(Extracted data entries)
--------------------

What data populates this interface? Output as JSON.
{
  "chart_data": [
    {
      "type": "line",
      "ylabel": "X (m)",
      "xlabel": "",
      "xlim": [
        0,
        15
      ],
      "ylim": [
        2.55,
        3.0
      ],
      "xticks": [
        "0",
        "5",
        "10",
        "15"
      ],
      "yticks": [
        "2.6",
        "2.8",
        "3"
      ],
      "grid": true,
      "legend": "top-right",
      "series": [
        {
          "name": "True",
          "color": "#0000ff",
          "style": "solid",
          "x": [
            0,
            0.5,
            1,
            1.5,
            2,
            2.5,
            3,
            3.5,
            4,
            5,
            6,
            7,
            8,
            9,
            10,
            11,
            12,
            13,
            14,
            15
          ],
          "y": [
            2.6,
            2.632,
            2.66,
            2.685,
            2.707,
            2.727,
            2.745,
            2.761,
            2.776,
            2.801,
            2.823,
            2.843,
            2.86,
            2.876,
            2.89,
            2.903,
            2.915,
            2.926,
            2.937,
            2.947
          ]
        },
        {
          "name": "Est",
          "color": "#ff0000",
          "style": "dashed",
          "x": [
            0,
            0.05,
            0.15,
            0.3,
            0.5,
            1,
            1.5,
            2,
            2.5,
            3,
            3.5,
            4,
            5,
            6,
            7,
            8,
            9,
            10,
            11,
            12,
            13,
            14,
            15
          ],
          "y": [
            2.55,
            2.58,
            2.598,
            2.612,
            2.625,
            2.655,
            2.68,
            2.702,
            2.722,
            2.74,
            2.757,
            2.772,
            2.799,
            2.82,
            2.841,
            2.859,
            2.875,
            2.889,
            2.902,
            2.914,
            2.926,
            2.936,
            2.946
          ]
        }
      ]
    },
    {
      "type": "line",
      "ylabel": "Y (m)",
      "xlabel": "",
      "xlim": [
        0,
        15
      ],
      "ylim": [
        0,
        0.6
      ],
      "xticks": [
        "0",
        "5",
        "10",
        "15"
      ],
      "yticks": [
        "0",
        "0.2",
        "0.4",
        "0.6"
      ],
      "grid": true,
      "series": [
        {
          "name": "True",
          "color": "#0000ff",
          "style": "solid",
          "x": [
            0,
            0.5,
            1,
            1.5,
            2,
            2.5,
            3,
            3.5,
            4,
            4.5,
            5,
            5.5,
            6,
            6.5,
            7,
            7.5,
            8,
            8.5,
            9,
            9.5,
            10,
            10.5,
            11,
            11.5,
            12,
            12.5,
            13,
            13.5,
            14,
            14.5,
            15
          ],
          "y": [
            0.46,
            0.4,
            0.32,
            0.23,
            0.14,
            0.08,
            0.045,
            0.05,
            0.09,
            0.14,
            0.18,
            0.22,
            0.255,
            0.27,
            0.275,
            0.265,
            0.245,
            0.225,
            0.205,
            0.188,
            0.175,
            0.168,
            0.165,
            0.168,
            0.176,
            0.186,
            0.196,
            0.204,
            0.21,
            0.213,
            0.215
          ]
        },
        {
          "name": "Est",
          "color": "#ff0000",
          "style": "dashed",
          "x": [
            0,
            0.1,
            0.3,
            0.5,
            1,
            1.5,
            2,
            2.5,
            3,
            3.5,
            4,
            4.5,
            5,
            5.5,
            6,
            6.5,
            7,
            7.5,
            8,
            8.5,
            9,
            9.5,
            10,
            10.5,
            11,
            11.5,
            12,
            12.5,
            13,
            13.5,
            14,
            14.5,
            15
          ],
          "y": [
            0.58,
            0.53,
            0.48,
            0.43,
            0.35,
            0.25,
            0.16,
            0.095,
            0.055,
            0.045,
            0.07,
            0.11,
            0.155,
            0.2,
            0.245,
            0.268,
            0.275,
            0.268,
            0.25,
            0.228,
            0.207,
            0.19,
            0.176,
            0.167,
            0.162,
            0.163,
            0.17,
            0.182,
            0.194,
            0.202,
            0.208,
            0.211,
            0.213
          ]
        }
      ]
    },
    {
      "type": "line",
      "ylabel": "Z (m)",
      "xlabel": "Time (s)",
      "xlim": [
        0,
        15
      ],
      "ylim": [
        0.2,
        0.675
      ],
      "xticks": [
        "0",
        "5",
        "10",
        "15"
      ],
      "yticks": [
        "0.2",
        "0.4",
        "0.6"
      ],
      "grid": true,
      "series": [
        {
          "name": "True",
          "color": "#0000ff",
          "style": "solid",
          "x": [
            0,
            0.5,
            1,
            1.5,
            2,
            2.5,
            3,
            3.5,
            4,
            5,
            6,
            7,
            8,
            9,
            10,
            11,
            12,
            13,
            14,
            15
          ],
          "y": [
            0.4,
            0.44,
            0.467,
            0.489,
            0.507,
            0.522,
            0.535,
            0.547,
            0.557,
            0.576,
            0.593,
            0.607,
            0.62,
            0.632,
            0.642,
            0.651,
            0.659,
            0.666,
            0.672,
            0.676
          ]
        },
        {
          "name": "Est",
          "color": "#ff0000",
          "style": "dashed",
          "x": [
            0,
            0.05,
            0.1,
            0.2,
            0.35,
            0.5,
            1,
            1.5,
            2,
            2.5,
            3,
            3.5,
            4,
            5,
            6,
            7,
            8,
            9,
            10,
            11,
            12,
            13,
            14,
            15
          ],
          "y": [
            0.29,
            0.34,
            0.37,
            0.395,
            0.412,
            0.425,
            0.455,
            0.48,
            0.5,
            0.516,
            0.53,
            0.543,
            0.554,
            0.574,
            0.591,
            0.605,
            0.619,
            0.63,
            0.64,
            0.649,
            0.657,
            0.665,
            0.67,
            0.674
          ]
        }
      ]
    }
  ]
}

--------------------

#### Work to complete
Print the material above once more, exactly.

#### Response for this exercise
What data populates this interface? Output as JSON.
{
  "chart_data": [
    {
      "type": "line",
      "ylabel": "X (m)",
      "xlabel": "",
      "xlim": [
        0,
        15
      ],
      "ylim": [
        2.55,
        3.0
      ],
      "xticks": [
        "0",
        "5",
        "10",
        "15"
      ],
      "yticks": [
        "2.6",
        "2.8",
        "3"
      ],
      "grid": true,
      "legend": "top-right",
      "series": [
        {
          "name": "True",
          "color": "#0000ff",
          "style": "solid",
          "x": [
            0,
            0.5,
            1,
            1.5,
            2,
            2.5,
            3,
            3.5,
            4,
            5,
            6,
            7,
            8,
            9,
            10,
            11,
            12,
            13,
            14,
            15
          ],
          "y": [
            2.6,
            2.632,
            2.66,
            2.685,
            2.707,
            2.727,
            2.745,
            2.761,
            2.776,
            2.801,
            2.823,
            2.843,
            2.86,
            2.876,
            2.89,
            2.903,
            2.915,
            2.926,
            2.937,
            2.947
          ]
        },
        {
          "name": "Est",
          "color": "#ff0000",
          "style": "dashed",
          "x": [
            0,
            0.05,
            0.15,
            0.3,
            0.5,
            1,
            1.5,
            2,
            2.5,
            3,
            3.5,
            4,
            5,
            6,
            7,
            8,
            9,
            10,
            11,
            12,
            13,
            14,
            15
          ],
          "y": [
            2.55,
            2.58,
            2.598,
            2.612,
            2.625,
            2.655,
            2.68,
            2.702,
            2.722,
            2.74,
            2.757,
            2.772,
            2.799,
            2.82,
            2.841,
            2.859,
            2.875,
            2.889,
            2.902,
            2.914,
            2.926,
            2.936,
            2.946
          ]
        }
      ]
    },
    {
      "type": "line",
      "ylabel": "Y (m)",
      "xlabel": "",
      "xlim": [
        0,
        15
      ],
      "ylim": [
        0,
        0.6
      ],
      "xticks": [
        "0",
        "5",
        "10",
        "15"
      ],
      "yticks": [
        "0",
        "0.2",
        "0.4",
        "0.6"
      ],
      "grid": true,
      "series": [
        {
          "name": "True",
          "color": "#0000ff",
          "style": "solid",
          "x": [
            0,
            0.5,
            1,
            1.5,
            2,
            2.5,
            3,
            3.5,
            4,
            4.5,
            5,
            5.5,
            6,
            6.5,
            7,
            7.5,
            8,
            8.5,
            9,
            9.5,
            10,
            10.5,
            11,
            11.5,
            12,
            12.5,
            13,
            13.5,
            14,
            14.5,
            15
          ],
          "y": [
            0.46,
            0.4,
            0.32,
            0.23,
            0.14,
            0.08,
            0.045,
            0.05,
            0.09,
            0.14,
            0.18,
            0.22,
            0.255,
            0.27,
            0.275,
            0.265,
            0.245,
            0.225,
            0.205,
            0.188,
            0.175,
            0.168,
            0.165,
            0.168,
            0.176,
            0.186,
            0.196,
            0.204,
            0.21,
            0.213,
            0.215
          ]
        },
        {
          "name": "Est",
          "color": "#ff0000",
          "style": "dashed",
          "x": [
            0,
            0.1,
            0.3,
            0.5,
            1,
            1.5,
            2,
            2.5,
            3,
            3.5,
            4,
            4.5,
            5,
            5.5,
            6,
            6.5,
            7,
            7.5,
            8,
            8.5,
            9,
            9.5,
            10,
            10.5,
            11,
            11.5,
            12,
            12.5,
            13,
            13.5,
            14,
            14.5,
            15
          ],
          "y": [
            0.58,
            0.53,
            0.48,
            0.43,
            0.35,
            0.25,
            0.16,
            0.095,
            0.055,
            0.045,
            0.07,
            0.11,
            0.155,
            0.2,
            0.245,
            0.268,
            0.275,
            0.268,
            0.25,
            0.228,
            0.207,
            0.19,
            0.176,
            0.167,
            0.162,
            0.163,
            0.17,
            0.182,
            0.194,
            0.202,
            0.208,
            0.211,
            0.213
          ]
        }
      ]
    },
    {
      "type": "line",
      "ylabel": "Z (m)",
      "xlabel": "Time (s)",
      "xlim": [
        0,
        15
      ],
      "ylim": [
        0.2,
        0.675
      ],
      "xticks": [
        "0",
        "5",
        "10",
        "15"
      ],
      "yticks": [
        "0.2",
        "0.4",
        "0.6"
      ],
      "grid": true,
      "series": [
        {
          "name": "True",
          "color": "#0000ff",
          "style": "solid",
          "x": [
            0,
            0.5,
            1,
            1.5,
            2,
            2.5,
            3,
            3.5,
            4,
            5,
            6,
            7,
            8,
            9,
            10,
            11,
            12,
            13,
            14,
            15
          ],
          "y": [
            0.4,
            0.44,
            0.467,
            0.489,
            0.507,
            0.522,
            0.535,
            0.547,
            0.557,
            0.576,
            0.593,
            0.607,
            0.62,
            0.632,
            0.642,
            0.651,
            0.659,
            0.666,
            0.672,
            0.676
          ]
        },
        {
          "name": "Est",
          "color": "#ff0000",
          "style": "dashed",
          "x": [
            0,
            0.05,
            0.1,
            0.2,
            0.35,
            0.5,
            1,
            1.5,
            2,
            2.5,
            3,
            3.5,
            4,
            5,
            6,
            7,
            8,
            9,
            10,
            11,
            12,
            13,
            14,
            15
          ],
          "y": [
            0.29,
            0.34,
            0.37,
            0.395,
            0.412,
            0.425,
            0.455,
            0.48,
            0.5,
            0.516,
            0.53,
            0.543,
            0.554,
            0.574,
            0.591,
            0.605,
            0.619,
            0.63,
            0.64,
            0.649,
            0.657,
            0.665,
            0.67,
            0.674
          ]
        }
      ]
    }
  ]
}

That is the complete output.